From the listing below, output the lines between the one with "Reverse-engineer this chart into JSON." and the one with "What's the underlying", including those two, and nothing else. Pictures are not copied.

→ **Dataset records**:
┌──
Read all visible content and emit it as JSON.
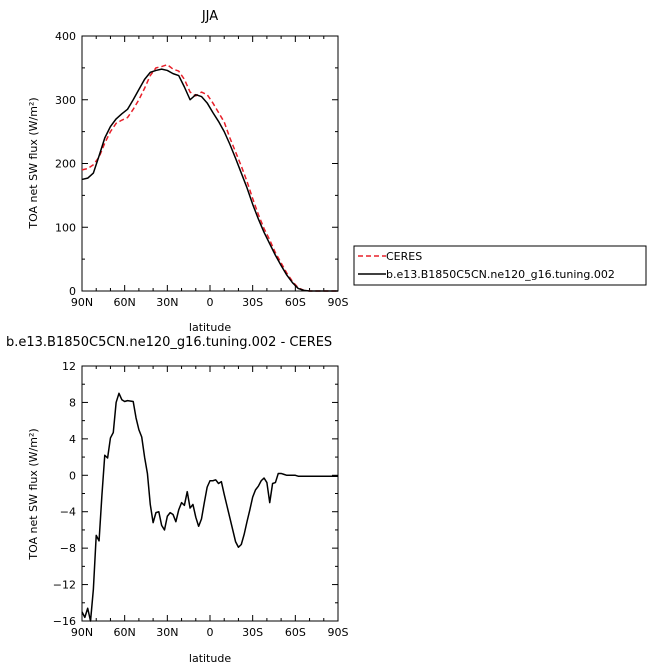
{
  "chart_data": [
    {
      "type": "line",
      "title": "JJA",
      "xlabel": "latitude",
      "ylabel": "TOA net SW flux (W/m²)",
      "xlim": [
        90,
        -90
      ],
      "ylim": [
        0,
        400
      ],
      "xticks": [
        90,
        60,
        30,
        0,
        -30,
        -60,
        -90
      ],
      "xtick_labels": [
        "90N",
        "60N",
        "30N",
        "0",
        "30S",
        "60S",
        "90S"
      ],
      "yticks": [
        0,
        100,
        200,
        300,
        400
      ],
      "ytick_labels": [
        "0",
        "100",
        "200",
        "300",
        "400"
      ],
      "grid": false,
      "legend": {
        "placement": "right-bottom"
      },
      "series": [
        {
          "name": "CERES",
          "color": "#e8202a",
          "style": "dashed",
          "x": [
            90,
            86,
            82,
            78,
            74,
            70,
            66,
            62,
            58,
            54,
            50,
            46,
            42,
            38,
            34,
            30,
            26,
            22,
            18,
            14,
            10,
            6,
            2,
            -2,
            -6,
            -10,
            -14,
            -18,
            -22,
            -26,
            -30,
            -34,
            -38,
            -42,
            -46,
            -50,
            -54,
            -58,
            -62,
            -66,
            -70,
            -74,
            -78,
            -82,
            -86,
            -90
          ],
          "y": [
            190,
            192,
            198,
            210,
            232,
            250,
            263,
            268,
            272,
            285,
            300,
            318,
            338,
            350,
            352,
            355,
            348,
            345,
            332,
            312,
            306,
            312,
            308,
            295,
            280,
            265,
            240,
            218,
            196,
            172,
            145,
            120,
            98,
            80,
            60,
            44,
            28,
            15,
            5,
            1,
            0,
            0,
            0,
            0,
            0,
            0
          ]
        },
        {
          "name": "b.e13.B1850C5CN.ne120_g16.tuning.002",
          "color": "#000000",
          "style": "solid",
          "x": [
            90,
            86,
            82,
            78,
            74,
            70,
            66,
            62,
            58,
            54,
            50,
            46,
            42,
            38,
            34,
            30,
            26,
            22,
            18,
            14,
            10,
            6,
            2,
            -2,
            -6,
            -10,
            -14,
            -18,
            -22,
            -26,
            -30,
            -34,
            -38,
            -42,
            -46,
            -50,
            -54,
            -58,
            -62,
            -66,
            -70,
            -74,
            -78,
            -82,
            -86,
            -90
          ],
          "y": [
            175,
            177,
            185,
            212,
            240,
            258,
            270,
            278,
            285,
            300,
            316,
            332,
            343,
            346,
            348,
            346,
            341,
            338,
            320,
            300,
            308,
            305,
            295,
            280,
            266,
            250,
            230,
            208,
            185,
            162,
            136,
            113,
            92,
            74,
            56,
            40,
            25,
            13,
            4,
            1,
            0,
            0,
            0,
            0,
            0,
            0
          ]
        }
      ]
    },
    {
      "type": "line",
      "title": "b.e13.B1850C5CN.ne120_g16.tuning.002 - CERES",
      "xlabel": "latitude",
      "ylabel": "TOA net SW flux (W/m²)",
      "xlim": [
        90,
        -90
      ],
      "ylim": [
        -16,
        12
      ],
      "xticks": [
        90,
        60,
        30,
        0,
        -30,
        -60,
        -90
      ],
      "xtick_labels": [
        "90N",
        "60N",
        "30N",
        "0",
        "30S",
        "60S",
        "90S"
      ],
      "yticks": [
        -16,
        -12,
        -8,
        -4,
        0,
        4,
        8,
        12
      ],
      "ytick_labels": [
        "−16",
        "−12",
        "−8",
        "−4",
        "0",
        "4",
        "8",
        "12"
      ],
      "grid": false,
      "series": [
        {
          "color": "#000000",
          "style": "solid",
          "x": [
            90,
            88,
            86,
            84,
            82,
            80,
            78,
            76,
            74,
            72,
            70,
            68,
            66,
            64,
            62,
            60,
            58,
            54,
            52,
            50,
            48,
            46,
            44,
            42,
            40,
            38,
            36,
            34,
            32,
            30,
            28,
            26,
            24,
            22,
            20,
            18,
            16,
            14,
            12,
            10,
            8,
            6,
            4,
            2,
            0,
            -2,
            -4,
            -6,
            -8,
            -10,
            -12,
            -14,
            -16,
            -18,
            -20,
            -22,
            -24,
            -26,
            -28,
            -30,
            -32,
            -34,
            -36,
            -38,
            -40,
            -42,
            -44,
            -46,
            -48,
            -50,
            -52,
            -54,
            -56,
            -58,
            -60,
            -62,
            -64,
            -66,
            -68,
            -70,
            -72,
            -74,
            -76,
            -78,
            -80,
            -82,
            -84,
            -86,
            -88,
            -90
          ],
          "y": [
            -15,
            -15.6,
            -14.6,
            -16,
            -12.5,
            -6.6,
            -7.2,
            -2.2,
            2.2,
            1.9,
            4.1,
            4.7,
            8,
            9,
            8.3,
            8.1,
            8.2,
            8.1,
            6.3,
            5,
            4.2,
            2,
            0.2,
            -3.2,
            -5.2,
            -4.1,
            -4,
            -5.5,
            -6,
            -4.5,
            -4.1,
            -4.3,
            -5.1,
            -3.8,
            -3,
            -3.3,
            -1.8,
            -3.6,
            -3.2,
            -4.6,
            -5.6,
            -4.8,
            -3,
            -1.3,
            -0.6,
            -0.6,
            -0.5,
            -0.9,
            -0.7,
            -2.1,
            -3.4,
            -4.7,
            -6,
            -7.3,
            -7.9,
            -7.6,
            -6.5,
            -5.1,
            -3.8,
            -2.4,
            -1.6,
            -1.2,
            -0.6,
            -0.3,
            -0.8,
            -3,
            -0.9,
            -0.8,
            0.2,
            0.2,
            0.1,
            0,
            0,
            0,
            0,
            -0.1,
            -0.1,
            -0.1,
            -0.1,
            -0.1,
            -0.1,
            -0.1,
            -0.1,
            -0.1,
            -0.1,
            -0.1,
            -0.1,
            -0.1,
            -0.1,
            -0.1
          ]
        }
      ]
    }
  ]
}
└──
┌──
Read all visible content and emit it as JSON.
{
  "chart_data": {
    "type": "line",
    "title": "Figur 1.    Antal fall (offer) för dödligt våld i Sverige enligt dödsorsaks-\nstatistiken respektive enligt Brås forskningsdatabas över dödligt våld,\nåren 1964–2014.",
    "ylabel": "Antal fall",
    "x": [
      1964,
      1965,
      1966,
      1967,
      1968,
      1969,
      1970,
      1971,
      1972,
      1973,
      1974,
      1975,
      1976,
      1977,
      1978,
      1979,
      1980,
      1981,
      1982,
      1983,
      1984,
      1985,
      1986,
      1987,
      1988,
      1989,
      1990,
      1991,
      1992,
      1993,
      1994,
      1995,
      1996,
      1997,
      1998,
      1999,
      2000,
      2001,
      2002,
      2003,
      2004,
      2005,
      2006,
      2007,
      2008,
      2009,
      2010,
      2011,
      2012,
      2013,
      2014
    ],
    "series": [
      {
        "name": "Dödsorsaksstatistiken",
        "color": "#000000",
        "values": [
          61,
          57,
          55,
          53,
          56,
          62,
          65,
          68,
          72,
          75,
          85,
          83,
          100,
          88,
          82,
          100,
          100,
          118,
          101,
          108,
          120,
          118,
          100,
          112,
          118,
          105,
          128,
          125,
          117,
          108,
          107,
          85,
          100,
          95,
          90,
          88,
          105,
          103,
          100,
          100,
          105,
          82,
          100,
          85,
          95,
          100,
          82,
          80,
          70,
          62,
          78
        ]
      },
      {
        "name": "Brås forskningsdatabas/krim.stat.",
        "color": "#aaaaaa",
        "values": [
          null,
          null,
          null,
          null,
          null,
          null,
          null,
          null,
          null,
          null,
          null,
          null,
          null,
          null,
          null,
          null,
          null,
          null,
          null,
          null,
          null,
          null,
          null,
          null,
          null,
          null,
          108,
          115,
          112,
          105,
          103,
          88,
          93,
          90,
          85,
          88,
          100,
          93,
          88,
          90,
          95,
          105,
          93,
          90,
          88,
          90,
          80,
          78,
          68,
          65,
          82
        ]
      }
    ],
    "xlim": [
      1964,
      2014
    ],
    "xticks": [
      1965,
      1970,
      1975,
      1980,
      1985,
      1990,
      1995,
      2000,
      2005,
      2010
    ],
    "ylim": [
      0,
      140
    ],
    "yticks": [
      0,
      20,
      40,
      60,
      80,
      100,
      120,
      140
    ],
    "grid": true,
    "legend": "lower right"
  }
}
└──
┌──
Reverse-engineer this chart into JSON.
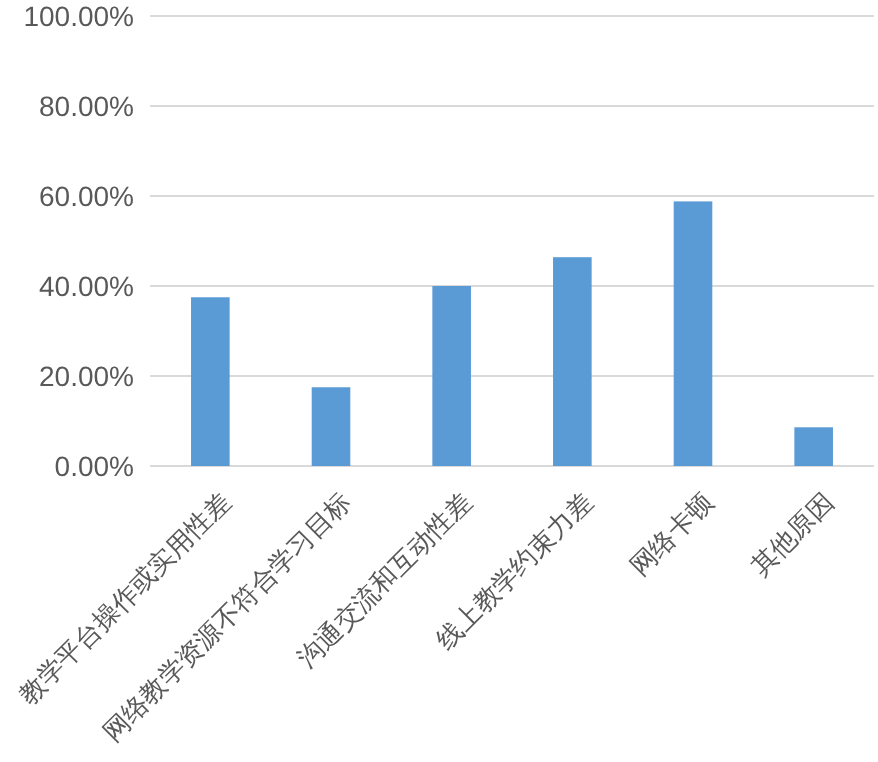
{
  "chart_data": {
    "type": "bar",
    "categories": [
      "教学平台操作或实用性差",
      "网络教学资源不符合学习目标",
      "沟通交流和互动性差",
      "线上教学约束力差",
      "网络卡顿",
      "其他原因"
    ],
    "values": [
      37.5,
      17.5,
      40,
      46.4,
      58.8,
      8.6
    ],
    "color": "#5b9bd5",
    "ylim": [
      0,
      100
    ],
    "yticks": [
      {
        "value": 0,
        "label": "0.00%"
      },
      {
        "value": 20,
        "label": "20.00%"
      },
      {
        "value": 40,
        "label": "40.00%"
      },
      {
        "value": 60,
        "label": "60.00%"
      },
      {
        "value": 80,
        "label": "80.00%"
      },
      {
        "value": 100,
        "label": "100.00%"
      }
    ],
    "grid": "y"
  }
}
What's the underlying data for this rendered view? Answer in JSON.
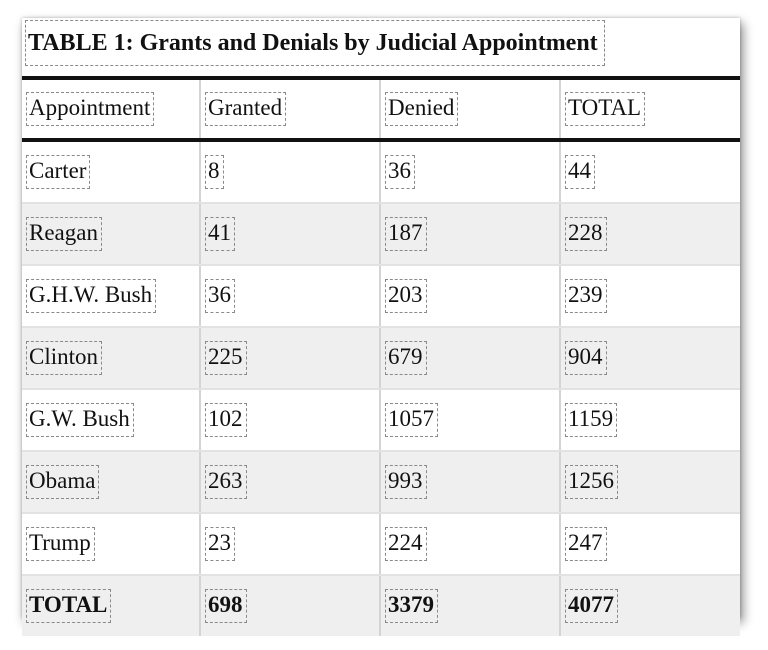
└──
→ **Solution to this problem**:
Reverse-engineer this chart into JSON.
{
  "chart_data": {
    "type": "bar",
    "categories": [
      "教学平台操作或实用性差",
      "网络教学资源不符合学习目标",
      "沟通交流和互动性差",
      "线上教学约束力差",
      "网络卡顿",
      "其他原因"
    ],
    "values": [
      37.5,
      17.5,
      40,
      46.4,
      58.8,
      8.6
    ],
    "color": "#5b9bd5",
    "ylim": [
      0,
      100
    ],
    "yticks": [
      {
        "value": 0,
        "label": "0.00%"
      },
      {
        "value": 20,
        "label": "20.00%"
      },
      {
        "value": 40,
        "label": "40.00%"
      },
      {
        "value": 60,
        "label": "60.00%"
      },
      {
        "value": 80,
        "label": "80.00%"
      },
      {
        "value": 100,
        "label": "100.00%"
      }
    ],
    "grid": "y"
  }
}
What's the underlying data for this rendered view? Answer in JSON.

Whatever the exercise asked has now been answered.